* Begin DATA EXCERPTS *

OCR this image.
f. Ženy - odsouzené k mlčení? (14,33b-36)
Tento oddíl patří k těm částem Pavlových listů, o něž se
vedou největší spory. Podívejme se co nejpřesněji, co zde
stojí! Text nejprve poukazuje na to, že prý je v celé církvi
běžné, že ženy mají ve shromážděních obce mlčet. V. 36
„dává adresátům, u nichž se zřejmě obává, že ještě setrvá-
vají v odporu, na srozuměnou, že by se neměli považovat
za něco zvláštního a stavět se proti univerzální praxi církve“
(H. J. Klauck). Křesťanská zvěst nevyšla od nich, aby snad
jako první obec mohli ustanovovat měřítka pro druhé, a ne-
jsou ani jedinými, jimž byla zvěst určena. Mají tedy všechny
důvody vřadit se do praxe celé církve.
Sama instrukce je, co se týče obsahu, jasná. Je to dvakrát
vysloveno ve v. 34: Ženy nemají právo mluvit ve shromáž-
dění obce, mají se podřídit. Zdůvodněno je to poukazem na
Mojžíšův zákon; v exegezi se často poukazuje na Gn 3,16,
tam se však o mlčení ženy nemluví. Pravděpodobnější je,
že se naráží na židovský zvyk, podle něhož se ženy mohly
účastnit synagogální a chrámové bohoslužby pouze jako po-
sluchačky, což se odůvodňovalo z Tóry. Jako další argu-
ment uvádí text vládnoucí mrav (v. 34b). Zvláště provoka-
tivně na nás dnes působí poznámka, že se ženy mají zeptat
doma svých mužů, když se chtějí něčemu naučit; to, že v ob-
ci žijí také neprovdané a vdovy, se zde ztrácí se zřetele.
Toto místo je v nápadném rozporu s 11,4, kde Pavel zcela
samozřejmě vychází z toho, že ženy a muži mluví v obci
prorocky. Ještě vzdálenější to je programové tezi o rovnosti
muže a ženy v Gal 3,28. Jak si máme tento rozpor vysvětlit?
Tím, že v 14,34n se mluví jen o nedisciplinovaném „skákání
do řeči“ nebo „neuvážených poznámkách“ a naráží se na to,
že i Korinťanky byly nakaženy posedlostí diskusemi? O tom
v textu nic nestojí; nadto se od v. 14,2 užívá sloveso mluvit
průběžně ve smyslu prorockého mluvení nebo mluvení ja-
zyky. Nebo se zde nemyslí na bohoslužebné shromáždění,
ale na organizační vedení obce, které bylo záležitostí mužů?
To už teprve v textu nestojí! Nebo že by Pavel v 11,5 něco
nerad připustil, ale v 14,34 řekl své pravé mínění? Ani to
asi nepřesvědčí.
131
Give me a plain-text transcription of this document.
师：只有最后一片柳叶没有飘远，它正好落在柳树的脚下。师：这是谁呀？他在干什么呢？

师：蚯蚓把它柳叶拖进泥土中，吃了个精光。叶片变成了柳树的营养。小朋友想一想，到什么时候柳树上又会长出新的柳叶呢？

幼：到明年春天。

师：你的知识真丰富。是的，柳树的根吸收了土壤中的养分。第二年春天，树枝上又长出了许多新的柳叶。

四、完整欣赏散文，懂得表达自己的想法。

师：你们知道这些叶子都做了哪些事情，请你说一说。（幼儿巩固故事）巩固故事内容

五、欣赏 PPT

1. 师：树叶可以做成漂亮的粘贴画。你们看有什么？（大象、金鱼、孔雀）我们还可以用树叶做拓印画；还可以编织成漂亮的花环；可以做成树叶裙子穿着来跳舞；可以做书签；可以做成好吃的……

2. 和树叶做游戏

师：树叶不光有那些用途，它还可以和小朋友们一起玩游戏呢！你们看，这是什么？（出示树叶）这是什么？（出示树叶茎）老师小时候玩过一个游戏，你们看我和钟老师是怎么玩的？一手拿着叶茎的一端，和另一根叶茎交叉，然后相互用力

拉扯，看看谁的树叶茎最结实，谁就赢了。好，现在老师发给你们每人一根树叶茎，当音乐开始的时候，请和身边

* End DATA EXCERPTS *

§ **EXERCISE GOAL**: List the lines of the entries that include "zvěst".

§ **FULL OUTPUT**:
(H. J. Klauck). Křesťanská zvěst nevyšla od nich, aby snad
jsou ani jedinými, jimž byla zvěst určena. Mají tedy všechny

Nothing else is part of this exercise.